WHAT THIS TASK INVOLVES:
Wherever the word "Джинсы" appears in a line, copy that line.

EXCERPTED RECORDS:

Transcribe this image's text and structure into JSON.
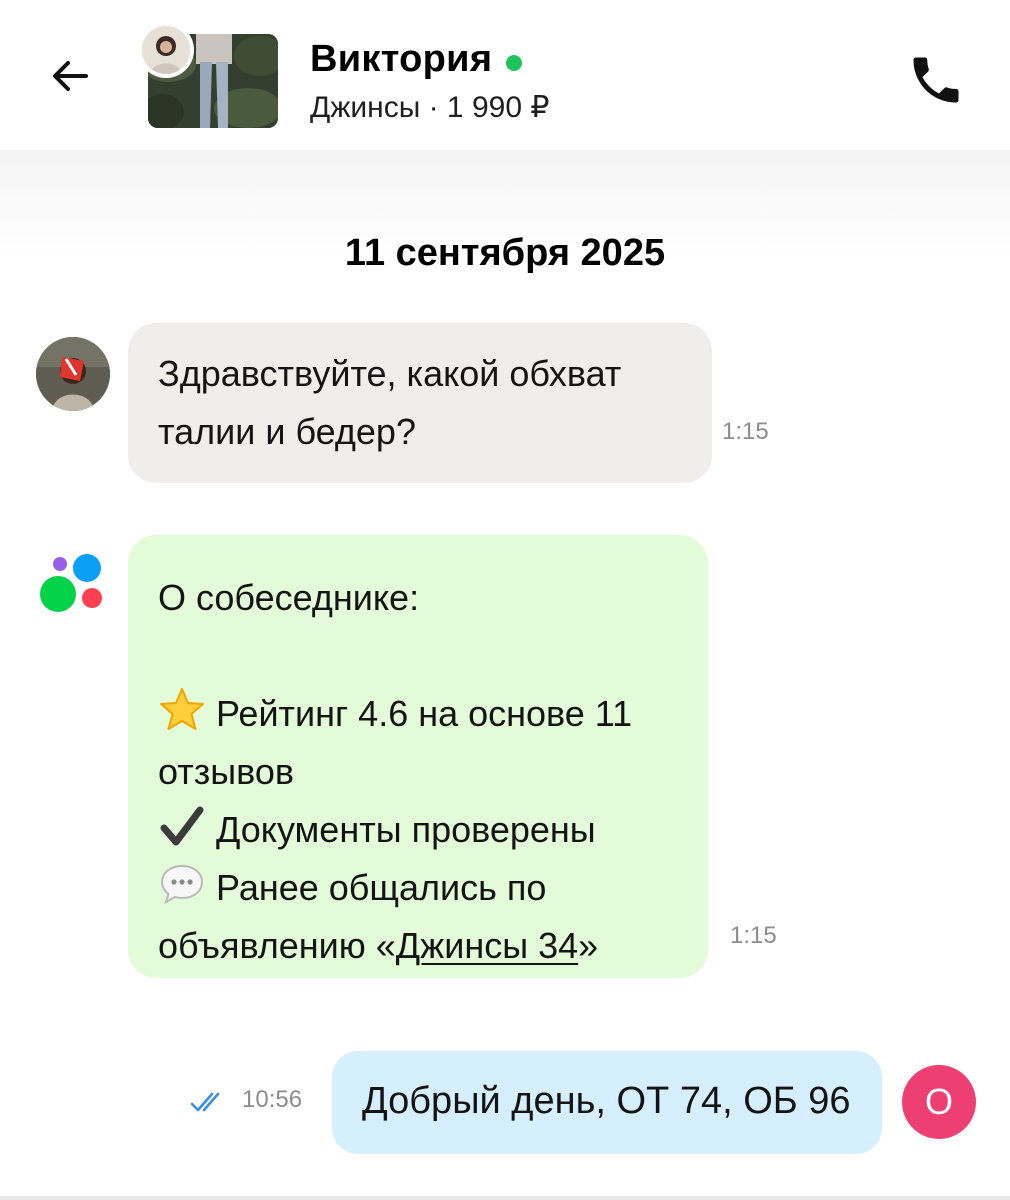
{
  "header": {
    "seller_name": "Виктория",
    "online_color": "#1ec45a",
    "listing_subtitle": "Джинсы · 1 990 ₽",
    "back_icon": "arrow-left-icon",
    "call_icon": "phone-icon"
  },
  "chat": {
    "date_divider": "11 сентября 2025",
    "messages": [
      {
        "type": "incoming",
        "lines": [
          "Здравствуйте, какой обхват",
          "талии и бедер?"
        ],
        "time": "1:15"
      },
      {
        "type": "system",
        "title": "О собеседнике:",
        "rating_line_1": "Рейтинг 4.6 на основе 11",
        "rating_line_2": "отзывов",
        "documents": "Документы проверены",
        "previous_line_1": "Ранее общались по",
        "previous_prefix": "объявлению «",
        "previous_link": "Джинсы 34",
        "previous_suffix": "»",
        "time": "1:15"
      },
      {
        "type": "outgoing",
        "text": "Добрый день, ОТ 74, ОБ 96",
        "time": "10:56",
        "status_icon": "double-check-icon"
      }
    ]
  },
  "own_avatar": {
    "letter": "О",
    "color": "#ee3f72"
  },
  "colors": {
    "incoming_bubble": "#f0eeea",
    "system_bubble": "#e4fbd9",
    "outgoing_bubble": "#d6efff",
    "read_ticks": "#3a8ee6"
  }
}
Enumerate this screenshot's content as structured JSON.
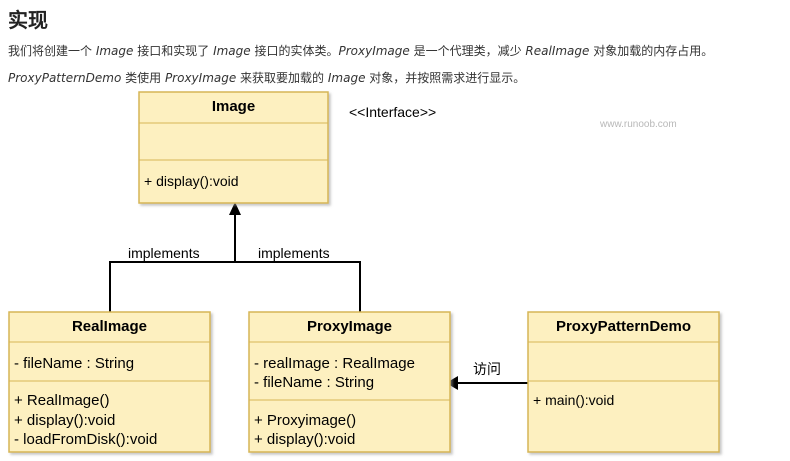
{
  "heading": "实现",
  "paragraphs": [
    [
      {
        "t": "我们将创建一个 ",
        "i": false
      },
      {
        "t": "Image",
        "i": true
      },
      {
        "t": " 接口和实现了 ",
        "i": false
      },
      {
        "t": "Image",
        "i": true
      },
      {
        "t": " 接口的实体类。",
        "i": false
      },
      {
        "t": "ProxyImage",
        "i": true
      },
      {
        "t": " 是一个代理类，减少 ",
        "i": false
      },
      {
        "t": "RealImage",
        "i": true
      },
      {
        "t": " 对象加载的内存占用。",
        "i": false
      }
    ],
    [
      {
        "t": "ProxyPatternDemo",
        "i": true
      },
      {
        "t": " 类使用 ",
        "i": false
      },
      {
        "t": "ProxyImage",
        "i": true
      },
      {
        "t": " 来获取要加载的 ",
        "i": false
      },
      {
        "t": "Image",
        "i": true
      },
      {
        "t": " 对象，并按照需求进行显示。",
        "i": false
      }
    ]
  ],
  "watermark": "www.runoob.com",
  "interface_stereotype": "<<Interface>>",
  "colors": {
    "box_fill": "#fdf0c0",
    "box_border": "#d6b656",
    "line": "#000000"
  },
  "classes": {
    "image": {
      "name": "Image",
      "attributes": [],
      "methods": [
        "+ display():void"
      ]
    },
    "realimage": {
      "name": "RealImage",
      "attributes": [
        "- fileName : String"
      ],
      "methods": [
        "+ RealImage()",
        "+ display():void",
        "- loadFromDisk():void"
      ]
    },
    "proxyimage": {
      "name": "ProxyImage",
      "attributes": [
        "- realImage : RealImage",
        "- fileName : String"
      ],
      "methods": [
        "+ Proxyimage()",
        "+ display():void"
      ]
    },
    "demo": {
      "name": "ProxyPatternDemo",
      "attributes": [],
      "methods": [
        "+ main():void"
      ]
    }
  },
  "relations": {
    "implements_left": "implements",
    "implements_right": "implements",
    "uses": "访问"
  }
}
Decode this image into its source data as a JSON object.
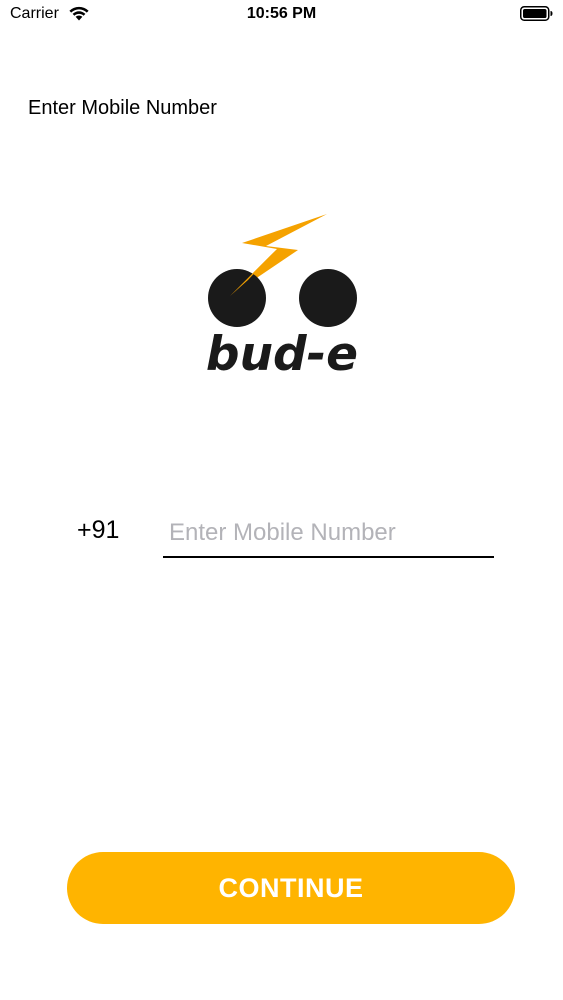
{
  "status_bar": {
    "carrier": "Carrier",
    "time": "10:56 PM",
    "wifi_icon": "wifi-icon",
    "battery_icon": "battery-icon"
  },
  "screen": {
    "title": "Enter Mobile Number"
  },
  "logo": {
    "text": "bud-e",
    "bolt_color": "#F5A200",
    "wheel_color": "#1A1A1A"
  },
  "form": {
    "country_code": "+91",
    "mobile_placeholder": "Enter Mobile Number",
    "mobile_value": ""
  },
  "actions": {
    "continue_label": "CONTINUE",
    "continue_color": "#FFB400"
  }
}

WRITTEN ANSWER:
    "listing_subtitle": "Джинсы · 1 990 ₽",
        "previous_link": "Джинсы 34",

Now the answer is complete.